> _Objective_: Locate the string "prakt" in the records below. Copy every line where it occurs.

> _Listed records_:

# # # # #

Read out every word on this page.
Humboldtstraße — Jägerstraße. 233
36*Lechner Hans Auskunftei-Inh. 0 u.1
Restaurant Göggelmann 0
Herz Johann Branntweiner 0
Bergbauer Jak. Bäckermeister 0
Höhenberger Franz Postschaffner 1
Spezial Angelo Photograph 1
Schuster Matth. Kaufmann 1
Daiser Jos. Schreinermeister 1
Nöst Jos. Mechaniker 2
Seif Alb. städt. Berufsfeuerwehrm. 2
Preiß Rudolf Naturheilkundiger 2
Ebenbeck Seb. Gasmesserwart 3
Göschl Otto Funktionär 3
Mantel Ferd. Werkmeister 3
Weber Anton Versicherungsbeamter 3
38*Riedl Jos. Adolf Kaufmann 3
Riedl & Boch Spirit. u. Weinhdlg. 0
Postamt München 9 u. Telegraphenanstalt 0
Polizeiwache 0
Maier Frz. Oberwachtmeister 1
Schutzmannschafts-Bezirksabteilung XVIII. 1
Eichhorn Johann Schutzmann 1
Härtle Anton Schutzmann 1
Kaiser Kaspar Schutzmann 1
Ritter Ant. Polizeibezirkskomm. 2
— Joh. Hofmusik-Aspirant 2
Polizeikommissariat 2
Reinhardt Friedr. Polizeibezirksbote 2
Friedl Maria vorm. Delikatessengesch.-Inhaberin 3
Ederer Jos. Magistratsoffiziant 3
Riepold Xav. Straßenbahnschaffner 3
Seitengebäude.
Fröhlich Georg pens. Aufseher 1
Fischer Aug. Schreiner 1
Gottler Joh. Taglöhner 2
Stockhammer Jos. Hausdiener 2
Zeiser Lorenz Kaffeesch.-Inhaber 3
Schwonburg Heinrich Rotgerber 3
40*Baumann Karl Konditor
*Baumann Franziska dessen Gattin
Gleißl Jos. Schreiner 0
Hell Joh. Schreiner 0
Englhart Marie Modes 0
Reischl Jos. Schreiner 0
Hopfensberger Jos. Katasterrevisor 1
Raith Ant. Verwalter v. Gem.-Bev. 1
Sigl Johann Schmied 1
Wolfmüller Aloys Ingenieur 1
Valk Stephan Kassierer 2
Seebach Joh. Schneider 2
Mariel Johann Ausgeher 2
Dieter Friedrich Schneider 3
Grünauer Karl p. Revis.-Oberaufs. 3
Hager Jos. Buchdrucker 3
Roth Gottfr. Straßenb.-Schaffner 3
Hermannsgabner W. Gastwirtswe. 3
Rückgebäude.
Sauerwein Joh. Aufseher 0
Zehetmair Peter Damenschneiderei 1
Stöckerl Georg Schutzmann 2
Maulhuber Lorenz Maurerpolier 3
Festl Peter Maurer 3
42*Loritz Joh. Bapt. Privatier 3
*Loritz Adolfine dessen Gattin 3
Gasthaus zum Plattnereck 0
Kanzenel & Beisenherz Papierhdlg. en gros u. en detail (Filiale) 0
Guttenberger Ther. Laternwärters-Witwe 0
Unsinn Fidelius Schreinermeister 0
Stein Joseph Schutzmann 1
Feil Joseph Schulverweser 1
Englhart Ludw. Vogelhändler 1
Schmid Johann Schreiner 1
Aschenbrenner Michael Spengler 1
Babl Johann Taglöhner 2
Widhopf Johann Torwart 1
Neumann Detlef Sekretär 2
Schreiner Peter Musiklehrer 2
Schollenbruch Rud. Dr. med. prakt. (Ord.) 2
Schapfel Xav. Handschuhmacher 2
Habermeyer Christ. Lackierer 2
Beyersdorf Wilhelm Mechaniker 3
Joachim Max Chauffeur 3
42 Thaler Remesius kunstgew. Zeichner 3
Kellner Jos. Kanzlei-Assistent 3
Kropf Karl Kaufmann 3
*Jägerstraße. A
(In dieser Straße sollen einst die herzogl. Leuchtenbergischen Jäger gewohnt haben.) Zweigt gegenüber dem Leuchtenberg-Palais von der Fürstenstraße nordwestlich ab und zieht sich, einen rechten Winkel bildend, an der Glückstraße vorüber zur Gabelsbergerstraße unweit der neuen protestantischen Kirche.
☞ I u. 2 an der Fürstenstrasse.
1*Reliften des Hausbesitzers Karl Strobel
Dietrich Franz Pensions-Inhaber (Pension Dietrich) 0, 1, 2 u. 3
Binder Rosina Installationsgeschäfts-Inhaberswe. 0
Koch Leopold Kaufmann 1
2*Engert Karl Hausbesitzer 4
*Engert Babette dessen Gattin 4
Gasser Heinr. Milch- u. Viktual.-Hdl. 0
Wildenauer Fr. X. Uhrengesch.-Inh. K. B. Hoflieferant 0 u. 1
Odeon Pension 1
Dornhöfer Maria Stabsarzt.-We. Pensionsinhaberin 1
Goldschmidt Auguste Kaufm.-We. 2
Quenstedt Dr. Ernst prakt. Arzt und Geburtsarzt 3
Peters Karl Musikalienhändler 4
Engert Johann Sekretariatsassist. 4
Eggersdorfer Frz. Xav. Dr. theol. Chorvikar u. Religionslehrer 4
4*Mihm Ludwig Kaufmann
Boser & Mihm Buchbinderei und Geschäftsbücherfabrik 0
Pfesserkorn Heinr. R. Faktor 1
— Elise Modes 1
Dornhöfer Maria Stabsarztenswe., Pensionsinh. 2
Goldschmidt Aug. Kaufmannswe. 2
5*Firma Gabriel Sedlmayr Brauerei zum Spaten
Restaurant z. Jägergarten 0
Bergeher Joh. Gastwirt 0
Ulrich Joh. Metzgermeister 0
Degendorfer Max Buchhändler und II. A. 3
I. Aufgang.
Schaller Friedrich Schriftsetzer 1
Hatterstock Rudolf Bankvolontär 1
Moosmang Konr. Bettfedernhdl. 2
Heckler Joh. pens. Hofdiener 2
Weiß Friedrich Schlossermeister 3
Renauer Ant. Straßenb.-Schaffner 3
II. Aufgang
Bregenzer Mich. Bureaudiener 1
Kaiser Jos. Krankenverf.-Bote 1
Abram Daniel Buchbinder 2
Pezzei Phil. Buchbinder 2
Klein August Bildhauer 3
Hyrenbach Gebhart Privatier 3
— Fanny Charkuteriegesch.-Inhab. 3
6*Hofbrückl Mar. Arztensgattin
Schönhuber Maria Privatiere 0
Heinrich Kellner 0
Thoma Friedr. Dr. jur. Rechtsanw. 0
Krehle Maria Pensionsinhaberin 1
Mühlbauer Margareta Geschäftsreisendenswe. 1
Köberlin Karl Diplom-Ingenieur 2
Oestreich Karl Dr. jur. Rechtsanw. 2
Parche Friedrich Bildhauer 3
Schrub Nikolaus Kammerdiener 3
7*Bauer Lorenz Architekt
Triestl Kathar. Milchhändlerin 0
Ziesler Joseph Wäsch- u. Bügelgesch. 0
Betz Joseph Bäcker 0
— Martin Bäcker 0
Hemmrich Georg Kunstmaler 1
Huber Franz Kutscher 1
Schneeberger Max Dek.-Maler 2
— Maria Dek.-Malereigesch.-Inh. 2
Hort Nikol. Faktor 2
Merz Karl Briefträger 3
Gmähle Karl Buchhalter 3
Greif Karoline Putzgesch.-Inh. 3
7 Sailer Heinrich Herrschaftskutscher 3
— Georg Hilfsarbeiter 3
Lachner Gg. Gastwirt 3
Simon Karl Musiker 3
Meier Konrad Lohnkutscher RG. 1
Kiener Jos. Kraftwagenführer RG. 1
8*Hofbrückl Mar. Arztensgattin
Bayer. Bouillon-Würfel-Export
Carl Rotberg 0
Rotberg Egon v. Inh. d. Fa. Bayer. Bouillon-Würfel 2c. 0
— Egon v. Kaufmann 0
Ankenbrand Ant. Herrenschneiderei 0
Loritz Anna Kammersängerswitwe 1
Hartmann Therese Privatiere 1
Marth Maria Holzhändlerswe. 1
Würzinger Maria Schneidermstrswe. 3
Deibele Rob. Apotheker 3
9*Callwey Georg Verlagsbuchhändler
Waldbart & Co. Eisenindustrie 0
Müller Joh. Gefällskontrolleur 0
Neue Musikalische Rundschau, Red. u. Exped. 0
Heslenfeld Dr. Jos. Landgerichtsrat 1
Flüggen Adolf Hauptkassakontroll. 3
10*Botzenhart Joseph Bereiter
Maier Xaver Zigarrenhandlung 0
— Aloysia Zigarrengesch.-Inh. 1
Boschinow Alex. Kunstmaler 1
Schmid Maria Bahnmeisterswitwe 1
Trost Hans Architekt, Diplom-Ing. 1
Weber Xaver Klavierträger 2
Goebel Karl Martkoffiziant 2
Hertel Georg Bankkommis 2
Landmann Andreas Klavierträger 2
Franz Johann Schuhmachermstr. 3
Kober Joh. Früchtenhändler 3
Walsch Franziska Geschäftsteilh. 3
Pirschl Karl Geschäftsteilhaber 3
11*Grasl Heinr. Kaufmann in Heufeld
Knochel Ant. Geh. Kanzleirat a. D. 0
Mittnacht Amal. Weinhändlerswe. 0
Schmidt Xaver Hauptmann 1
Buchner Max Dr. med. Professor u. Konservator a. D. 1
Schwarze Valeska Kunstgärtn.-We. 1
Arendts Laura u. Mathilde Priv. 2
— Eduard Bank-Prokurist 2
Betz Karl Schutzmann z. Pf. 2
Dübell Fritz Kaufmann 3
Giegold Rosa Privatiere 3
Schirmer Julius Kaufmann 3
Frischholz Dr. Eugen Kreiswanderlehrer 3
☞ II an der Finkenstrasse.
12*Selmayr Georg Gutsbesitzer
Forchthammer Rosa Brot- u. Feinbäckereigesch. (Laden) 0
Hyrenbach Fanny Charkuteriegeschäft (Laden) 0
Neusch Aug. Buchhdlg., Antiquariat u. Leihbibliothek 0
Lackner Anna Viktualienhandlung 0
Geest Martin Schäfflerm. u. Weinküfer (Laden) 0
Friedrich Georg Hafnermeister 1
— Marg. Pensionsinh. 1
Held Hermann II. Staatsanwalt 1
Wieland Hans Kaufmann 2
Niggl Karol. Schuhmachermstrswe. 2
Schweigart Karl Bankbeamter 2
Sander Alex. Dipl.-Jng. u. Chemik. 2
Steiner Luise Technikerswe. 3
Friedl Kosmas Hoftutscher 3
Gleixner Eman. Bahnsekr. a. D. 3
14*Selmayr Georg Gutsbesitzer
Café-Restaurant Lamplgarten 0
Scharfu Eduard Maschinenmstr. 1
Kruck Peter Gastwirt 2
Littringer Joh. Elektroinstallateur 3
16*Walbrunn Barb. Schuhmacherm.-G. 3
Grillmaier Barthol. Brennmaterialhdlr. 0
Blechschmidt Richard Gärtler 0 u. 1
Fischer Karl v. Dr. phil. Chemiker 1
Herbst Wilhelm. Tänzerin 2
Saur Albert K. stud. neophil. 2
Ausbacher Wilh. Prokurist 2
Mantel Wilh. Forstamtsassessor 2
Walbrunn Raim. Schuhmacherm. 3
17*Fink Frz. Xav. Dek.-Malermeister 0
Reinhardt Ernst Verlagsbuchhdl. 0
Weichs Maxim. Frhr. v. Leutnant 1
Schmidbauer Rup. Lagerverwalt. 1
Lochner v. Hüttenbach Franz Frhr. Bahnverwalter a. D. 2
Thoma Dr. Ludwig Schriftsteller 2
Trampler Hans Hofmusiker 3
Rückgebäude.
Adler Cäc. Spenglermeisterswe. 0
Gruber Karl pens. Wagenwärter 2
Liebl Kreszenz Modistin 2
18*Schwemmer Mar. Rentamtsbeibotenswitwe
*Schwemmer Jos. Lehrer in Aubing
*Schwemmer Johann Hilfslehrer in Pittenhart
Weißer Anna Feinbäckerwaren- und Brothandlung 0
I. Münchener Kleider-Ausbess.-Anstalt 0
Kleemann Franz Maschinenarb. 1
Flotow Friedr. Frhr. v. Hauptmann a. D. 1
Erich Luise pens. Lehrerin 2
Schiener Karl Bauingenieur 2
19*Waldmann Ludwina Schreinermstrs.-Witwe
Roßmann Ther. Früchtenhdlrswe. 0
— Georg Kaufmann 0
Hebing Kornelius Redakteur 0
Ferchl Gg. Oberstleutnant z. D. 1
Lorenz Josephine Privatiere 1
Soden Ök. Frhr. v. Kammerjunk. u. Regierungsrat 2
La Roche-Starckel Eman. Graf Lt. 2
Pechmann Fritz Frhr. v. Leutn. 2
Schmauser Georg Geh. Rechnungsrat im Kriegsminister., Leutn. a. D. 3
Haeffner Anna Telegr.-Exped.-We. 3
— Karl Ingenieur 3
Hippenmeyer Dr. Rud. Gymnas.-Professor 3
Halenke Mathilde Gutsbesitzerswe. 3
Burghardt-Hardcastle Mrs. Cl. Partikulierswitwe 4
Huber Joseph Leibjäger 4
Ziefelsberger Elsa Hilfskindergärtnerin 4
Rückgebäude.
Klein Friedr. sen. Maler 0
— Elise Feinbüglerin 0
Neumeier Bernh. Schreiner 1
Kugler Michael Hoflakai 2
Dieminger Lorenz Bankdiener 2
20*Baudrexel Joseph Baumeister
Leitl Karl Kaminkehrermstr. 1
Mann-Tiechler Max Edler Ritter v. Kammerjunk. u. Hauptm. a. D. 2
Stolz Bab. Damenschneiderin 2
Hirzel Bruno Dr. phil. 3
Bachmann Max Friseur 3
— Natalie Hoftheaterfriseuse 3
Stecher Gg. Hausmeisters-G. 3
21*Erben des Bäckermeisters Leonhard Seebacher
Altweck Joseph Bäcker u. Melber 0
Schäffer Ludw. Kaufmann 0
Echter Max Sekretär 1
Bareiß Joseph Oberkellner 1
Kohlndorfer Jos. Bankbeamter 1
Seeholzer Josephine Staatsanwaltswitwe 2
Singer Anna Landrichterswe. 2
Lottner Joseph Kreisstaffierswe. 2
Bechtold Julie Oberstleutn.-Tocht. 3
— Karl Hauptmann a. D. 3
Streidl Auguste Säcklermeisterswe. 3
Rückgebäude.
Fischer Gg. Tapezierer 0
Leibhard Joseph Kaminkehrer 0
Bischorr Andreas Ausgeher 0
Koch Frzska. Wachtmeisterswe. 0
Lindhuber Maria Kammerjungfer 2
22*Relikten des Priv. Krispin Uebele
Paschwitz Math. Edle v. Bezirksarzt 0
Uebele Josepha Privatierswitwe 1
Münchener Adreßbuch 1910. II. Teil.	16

# # # # #

> _Task response_:
Schollenbruch Rud. Dr. med. prakt. (Ord.) 2
Quenstedt Dr. Ernst prakt. Arzt und Geburtsarzt 3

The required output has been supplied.